What is being asked
Every line below that mentions the word "children" should be copied out.

===== The data

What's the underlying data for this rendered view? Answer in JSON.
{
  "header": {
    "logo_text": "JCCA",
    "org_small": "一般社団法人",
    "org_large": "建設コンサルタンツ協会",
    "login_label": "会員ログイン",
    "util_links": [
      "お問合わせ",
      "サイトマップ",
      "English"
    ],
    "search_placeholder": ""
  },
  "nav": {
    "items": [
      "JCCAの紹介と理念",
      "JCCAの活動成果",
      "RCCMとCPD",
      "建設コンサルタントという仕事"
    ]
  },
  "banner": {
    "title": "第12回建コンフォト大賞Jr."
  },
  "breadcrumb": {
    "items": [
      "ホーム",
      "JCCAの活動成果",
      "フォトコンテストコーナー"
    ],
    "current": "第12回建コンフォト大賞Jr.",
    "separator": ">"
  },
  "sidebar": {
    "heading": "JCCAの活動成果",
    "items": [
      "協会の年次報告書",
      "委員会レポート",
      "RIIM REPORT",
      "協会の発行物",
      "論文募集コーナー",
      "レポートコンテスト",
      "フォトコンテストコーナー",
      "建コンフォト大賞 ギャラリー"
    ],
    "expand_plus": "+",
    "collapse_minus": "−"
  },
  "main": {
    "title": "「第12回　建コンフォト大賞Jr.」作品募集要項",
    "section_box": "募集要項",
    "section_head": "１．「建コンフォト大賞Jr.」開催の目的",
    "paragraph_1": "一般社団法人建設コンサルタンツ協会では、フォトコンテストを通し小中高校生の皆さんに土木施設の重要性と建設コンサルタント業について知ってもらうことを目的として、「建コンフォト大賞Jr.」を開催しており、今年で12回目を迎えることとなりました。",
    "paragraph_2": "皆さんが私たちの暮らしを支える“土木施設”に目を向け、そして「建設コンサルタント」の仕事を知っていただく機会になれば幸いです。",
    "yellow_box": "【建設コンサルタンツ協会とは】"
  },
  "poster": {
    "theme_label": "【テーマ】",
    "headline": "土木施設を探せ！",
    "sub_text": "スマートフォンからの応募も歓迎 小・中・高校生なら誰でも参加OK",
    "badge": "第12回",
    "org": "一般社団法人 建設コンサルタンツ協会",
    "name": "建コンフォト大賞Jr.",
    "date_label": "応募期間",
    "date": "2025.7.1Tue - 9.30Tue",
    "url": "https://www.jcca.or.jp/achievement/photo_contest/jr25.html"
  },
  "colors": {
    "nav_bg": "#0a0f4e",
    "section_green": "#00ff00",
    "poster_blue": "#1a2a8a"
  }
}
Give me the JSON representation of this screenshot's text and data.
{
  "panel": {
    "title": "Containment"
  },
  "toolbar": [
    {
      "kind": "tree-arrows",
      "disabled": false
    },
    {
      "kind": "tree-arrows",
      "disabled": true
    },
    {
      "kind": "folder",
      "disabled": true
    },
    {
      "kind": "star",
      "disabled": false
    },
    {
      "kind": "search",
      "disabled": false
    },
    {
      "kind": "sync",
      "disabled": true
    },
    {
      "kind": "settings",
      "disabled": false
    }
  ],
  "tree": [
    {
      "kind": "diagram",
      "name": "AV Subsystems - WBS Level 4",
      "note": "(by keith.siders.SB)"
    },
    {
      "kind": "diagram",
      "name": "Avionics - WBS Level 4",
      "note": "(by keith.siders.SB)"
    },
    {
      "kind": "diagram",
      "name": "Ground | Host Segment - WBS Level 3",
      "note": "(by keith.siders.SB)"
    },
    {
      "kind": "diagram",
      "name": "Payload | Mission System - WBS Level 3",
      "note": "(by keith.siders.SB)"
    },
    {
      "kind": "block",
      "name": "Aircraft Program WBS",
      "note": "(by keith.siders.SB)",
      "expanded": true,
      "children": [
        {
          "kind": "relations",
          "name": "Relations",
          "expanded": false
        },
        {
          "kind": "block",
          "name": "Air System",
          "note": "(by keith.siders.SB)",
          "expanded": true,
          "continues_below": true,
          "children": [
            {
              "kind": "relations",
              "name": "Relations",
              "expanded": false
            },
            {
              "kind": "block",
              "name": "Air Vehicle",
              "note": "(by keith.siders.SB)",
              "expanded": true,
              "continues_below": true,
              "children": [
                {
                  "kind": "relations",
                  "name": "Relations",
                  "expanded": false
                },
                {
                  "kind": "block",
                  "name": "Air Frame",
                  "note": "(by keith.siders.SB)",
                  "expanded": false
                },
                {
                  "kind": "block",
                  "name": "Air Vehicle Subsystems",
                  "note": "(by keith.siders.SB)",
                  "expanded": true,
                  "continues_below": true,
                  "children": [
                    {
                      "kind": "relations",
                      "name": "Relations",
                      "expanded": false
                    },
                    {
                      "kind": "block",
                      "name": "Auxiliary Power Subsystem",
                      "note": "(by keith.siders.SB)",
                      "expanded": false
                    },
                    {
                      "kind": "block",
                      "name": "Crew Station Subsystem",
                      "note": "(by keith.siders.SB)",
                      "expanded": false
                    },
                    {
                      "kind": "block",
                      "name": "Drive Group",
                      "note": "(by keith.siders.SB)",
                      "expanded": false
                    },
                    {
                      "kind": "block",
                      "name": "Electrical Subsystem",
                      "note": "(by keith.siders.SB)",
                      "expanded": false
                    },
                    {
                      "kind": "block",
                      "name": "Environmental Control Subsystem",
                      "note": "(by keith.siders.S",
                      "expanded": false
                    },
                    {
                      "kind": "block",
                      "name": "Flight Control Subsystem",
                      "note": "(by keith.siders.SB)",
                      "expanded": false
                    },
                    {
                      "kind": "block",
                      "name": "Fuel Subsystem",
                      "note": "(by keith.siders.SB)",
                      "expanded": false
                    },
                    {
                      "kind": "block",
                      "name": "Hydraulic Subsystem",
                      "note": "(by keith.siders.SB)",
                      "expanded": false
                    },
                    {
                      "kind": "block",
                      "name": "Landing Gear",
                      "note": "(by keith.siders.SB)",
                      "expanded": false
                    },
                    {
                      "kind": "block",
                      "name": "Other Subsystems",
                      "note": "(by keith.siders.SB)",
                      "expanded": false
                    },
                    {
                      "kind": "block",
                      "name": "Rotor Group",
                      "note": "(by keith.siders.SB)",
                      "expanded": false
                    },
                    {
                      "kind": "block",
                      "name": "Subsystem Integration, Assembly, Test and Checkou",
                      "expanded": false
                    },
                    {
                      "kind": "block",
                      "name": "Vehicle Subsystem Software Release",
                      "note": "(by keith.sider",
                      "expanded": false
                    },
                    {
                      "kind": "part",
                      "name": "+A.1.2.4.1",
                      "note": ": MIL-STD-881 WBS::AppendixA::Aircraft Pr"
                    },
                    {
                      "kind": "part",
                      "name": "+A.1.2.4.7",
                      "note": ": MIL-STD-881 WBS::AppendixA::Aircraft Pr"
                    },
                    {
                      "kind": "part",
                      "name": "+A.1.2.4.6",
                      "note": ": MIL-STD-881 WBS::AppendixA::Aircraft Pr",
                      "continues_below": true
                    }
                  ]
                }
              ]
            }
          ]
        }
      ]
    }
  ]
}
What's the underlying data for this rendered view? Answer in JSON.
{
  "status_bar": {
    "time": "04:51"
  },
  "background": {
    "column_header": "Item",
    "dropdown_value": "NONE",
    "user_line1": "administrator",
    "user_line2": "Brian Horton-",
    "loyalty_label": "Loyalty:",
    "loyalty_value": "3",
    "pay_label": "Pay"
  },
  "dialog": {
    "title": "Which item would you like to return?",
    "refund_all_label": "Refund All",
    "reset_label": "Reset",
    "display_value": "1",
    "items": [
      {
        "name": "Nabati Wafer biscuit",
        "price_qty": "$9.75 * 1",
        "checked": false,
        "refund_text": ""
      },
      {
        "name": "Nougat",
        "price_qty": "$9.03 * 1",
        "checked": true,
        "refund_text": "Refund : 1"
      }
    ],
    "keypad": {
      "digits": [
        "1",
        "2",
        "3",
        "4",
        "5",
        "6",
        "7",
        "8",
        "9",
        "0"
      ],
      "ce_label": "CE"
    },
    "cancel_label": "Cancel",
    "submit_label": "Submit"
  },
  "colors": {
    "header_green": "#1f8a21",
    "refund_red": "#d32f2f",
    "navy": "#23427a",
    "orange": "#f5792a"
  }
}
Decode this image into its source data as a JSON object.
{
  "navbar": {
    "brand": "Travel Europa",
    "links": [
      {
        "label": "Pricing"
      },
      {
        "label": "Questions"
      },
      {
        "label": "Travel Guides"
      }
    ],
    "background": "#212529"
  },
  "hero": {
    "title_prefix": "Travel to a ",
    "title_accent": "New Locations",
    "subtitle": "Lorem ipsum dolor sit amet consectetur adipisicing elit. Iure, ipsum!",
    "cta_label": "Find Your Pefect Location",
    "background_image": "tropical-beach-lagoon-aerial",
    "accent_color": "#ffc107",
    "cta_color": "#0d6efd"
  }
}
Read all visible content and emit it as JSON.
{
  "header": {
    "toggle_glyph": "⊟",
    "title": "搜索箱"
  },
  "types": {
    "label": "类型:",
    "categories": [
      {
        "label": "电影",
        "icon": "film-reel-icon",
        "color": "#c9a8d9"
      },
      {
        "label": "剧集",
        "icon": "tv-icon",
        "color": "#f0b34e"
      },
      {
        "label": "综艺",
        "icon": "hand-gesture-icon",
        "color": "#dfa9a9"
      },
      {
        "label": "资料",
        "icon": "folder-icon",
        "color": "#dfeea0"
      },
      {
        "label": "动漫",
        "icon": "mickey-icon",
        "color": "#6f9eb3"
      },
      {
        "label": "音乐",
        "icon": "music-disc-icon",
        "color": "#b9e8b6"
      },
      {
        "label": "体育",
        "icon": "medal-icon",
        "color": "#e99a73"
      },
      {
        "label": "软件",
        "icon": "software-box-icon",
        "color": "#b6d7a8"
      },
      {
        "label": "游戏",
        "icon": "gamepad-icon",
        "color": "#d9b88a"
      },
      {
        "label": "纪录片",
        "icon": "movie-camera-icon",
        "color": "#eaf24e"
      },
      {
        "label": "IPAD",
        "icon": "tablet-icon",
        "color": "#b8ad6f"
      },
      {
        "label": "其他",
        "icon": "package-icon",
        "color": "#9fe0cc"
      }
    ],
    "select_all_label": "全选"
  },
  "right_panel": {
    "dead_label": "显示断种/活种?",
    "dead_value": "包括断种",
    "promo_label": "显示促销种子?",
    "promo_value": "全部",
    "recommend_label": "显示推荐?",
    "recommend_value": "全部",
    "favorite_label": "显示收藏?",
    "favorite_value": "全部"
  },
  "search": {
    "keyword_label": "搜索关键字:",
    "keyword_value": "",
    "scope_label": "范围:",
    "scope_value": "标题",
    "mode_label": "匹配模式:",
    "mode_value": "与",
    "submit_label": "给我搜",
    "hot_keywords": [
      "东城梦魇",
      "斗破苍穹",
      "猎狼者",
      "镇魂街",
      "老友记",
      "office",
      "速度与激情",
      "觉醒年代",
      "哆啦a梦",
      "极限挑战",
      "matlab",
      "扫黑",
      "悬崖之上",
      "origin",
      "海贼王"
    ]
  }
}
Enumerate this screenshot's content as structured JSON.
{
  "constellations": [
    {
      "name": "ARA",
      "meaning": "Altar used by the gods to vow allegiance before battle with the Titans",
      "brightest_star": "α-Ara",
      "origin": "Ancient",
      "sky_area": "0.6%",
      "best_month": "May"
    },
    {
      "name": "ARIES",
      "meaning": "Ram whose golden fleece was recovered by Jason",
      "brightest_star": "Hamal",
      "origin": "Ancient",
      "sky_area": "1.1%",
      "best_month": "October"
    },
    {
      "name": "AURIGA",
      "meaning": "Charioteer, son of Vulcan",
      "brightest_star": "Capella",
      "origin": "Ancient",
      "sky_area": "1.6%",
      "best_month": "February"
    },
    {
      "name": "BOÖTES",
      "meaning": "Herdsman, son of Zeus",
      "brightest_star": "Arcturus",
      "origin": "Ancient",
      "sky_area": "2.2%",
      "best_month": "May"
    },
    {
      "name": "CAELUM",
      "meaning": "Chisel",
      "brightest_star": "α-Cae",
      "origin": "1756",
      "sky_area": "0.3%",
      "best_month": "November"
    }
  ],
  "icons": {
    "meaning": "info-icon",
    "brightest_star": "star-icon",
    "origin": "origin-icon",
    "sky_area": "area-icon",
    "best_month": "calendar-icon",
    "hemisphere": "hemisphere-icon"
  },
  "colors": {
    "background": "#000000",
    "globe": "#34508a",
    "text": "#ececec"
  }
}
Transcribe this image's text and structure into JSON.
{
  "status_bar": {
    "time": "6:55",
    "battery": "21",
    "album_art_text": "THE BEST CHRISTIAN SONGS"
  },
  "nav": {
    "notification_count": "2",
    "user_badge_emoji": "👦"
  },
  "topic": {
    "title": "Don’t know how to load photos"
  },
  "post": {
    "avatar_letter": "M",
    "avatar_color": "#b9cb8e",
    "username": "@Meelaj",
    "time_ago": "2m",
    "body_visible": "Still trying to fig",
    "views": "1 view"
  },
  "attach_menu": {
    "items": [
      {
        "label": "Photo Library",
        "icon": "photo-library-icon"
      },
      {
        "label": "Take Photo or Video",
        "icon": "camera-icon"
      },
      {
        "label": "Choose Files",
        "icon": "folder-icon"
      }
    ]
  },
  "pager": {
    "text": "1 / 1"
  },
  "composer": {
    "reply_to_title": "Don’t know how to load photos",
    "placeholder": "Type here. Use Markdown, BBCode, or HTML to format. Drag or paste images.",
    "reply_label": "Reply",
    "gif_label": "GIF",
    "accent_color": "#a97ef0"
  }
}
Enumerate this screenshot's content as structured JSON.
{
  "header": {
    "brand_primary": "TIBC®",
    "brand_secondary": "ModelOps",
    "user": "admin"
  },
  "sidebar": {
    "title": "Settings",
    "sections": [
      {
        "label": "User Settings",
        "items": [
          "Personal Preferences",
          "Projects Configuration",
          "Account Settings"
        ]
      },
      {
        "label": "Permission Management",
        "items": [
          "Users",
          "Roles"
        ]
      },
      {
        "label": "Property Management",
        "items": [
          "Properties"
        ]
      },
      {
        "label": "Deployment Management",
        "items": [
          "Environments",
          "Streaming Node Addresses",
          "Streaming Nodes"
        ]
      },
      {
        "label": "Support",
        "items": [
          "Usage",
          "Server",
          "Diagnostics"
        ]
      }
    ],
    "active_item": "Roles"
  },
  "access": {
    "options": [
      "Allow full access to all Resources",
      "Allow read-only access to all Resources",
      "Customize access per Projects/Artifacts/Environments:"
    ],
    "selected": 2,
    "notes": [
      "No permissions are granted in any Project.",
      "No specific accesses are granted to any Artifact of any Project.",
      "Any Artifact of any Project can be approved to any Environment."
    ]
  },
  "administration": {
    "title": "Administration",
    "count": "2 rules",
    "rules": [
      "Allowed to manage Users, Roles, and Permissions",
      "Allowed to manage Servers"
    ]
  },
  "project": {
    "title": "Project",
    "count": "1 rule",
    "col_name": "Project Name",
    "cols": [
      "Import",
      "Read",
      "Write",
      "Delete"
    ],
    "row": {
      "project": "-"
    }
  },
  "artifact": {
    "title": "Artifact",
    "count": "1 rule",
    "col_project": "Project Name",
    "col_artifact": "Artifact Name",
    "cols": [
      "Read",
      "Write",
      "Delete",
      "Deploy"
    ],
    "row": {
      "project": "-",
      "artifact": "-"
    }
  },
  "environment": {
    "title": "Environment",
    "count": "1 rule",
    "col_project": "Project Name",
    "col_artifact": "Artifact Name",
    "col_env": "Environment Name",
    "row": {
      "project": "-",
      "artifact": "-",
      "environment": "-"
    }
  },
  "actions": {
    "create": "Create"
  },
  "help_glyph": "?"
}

==========

Final result
      "children": [
          "children": [
              "children": [
                  "children": [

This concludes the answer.